YOUR OBJECTIVE: Reproduce the material below word for word, keeping every line and character unchanged.

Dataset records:
·····
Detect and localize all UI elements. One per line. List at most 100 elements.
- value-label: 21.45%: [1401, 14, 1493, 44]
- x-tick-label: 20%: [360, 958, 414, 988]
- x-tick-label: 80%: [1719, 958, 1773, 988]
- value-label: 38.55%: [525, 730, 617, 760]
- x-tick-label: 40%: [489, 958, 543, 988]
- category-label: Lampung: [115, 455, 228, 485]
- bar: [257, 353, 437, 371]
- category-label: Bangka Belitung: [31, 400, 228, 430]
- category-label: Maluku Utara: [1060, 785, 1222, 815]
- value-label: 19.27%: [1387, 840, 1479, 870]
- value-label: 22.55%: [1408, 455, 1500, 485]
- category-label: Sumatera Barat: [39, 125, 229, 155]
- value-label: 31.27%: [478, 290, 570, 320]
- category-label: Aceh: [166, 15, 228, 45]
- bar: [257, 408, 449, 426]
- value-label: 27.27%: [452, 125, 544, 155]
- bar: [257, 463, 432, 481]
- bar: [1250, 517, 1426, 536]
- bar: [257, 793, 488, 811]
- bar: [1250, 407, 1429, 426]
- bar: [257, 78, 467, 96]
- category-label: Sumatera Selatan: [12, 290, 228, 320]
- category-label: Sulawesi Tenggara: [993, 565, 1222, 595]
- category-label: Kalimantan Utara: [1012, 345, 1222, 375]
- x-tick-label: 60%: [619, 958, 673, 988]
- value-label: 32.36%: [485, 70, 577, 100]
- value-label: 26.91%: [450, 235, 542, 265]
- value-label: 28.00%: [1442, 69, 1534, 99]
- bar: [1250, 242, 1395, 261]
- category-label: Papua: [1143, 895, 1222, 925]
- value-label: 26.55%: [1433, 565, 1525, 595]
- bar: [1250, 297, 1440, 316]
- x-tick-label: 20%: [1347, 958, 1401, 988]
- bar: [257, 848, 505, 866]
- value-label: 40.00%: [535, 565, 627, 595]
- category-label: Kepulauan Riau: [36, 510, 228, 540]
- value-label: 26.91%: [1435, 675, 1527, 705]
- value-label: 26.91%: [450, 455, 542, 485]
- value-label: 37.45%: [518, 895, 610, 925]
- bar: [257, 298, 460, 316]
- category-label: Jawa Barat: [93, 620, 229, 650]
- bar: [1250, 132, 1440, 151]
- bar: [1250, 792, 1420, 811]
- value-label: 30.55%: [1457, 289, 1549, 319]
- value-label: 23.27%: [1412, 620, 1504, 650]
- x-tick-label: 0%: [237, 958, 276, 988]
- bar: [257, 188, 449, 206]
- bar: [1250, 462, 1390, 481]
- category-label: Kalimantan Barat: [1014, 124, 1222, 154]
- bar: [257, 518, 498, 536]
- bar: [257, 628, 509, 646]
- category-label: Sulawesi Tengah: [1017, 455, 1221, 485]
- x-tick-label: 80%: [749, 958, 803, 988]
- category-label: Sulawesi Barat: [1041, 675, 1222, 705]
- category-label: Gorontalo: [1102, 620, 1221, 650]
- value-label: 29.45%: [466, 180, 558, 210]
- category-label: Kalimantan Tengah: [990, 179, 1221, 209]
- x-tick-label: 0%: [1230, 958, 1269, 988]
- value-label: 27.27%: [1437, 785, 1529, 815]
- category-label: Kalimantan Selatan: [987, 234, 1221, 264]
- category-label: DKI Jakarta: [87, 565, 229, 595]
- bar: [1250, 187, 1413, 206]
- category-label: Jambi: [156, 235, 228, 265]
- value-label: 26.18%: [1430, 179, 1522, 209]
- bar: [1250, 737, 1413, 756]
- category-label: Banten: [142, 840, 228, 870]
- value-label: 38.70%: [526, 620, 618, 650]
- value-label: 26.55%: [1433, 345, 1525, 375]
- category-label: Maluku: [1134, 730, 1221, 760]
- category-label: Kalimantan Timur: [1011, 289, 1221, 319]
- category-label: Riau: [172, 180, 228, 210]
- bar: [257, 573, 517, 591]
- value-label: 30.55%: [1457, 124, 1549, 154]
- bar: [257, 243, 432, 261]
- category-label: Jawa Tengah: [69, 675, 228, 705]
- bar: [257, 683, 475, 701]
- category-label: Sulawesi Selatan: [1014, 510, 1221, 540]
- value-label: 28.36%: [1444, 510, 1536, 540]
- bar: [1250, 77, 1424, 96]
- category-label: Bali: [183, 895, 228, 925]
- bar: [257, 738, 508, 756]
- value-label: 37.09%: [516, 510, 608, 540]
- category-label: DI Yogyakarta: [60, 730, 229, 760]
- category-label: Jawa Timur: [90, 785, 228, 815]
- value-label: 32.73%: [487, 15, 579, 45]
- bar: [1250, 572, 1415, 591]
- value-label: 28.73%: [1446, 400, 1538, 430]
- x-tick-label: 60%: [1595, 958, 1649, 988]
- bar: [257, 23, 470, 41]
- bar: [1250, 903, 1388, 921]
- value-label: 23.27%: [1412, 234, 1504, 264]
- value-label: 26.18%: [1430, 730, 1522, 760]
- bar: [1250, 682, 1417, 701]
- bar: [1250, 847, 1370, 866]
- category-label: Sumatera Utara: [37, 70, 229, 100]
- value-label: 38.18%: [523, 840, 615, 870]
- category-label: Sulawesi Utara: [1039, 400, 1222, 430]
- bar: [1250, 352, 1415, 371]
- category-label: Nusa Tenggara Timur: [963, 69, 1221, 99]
·····
CORRECT RESULT:
Detect and localize all UI elements. One per line. List at most 100 elements.
- value-label: 21.45%: [1401, 14, 1493, 44]
- x-tick-label: 20%: [360, 958, 414, 988]
- x-tick-label: 80%: [1719, 958, 1773, 988]
- value-label: 38.55%: [525, 730, 617, 760]
- x-tick-label: 40%: [489, 958, 543, 988]
- category-label: Lampung: [115, 455, 228, 485]
- bar: [257, 353, 437, 371]
- category-label: Bangka Belitung: [31, 400, 228, 430]
- category-label: Maluku Utara: [1060, 785, 1222, 815]
- value-label: 19.27%: [1387, 840, 1479, 870]
- value-label: 22.55%: [1408, 455, 1500, 485]
- category-label: Sumatera Barat: [39, 125, 229, 155]
- value-label: 31.27%: [478, 290, 570, 320]
- category-label: Aceh: [166, 15, 228, 45]
- bar: [257, 408, 449, 426]
- value-label: 27.27%: [452, 125, 544, 155]
- bar: [257, 463, 432, 481]
- bar: [1250, 517, 1426, 536]
- bar: [257, 793, 488, 811]
- bar: [1250, 407, 1429, 426]
- bar: [257, 78, 467, 96]
- category-label: Sumatera Selatan: [12, 290, 228, 320]
- category-label: Sulawesi Tenggara: [993, 565, 1222, 595]
- category-label: Kalimantan Utara: [1012, 345, 1222, 375]
- x-tick-label: 60%: [619, 958, 673, 988]
- value-label: 32.36%: [485, 70, 577, 100]
- value-label: 26.91%: [450, 235, 542, 265]
- value-label: 28.00%: [1442, 69, 1534, 99]
- bar: [1250, 242, 1395, 261]
- category-label: Papua: [1143, 895, 1222, 925]
- value-label: 26.55%: [1433, 565, 1525, 595]
- bar: [1250, 297, 1440, 316]
- x-tick-label: 20%: [1347, 958, 1401, 988]
- bar: [257, 848, 505, 866]
- value-label: 40.00%: [535, 565, 627, 595]
- category-label: Kepulauan Riau: [36, 510, 228, 540]
- value-label: 26.91%: [1435, 675, 1527, 705]
- value-label: 26.91%: [450, 455, 542, 485]
- value-label: 37.45%: [518, 895, 610, 925]
- bar: [257, 298, 460, 316]
- category-label: Jawa Barat: [93, 620, 229, 650]
- bar: [1250, 132, 1440, 151]
- bar: [1250, 792, 1420, 811]
- value-label: 30.55%: [1457, 289, 1549, 319]
- value-label: 23.27%: [1412, 620, 1504, 650]
- x-tick-label: 0%: [237, 958, 276, 988]
- bar: [257, 188, 449, 206]
- bar: [1250, 462, 1390, 481]
- category-label: Kalimantan Barat: [1014, 124, 1222, 154]
- bar: [257, 518, 498, 536]
- bar: [257, 628, 509, 646]
- category-label: Sulawesi Tengah: [1017, 455, 1221, 485]
- x-tick-label: 80%: [749, 958, 803, 988]
- category-label: Sulawesi Barat: [1041, 675, 1222, 705]
- category-label: Gorontalo: [1102, 620, 1221, 650]
- value-label: 29.45%: [466, 180, 558, 210]
- category-label: Kalimantan Tengah: [990, 179, 1221, 209]
- x-tick-label: 0%: [1230, 958, 1269, 988]
- value-label: 27.27%: [1437, 785, 1529, 815]
- category-label: Kalimantan Selatan: [987, 234, 1221, 264]
- category-label: DKI Jakarta: [87, 565, 229, 595]
- bar: [1250, 187, 1413, 206]
- category-label: Jambi: [156, 235, 228, 265]
- value-label: 26.18%: [1430, 179, 1522, 209]
- bar: [1250, 737, 1413, 756]
- category-label: Banten: [142, 840, 228, 870]
- value-label: 38.70%: [526, 620, 618, 650]
- value-label: 26.55%: [1433, 345, 1525, 375]
- category-label: Maluku: [1134, 730, 1221, 760]
- category-label: Kalimantan Timur: [1011, 289, 1221, 319]
- category-label: Riau: [172, 180, 228, 210]
- bar: [257, 573, 517, 591]
- value-label: 30.55%: [1457, 124, 1549, 154]
- bar: [257, 243, 432, 261]
- category-label: Jawa Tengah: [69, 675, 228, 705]
- bar: [257, 683, 475, 701]
- category-label: Sulawesi Selatan: [1014, 510, 1221, 540]
- value-label: 28.36%: [1444, 510, 1536, 540]
- bar: [1250, 77, 1424, 96]
- category-label: Bali: [183, 895, 228, 925]
- bar: [257, 738, 508, 756]
- value-label: 37.09%: [516, 510, 608, 540]
- category-label: DI Yogyakarta: [60, 730, 229, 760]
- category-label: Jawa Timur: [90, 785, 228, 815]
- value-label: 32.73%: [487, 15, 579, 45]
- bar: [1250, 572, 1415, 591]
- value-label: 28.73%: [1446, 400, 1538, 430]
- x-tick-label: 60%: [1595, 958, 1649, 988]
- bar: [257, 23, 470, 41]
- bar: [1250, 903, 1388, 921]
- value-label: 23.27%: [1412, 234, 1504, 264]
- value-label: 26.18%: [1430, 730, 1522, 760]
- bar: [1250, 682, 1417, 701]
- bar: [1250, 847, 1370, 866]
- category-label: Sumatera Utara: [37, 70, 229, 100]
- value-label: 38.18%: [523, 840, 615, 870]
- category-label: Sulawesi Utara: [1039, 400, 1222, 430]
- bar: [1250, 352, 1415, 371]
- category-label: Nusa Tenggara Timur: [963, 69, 1221, 99]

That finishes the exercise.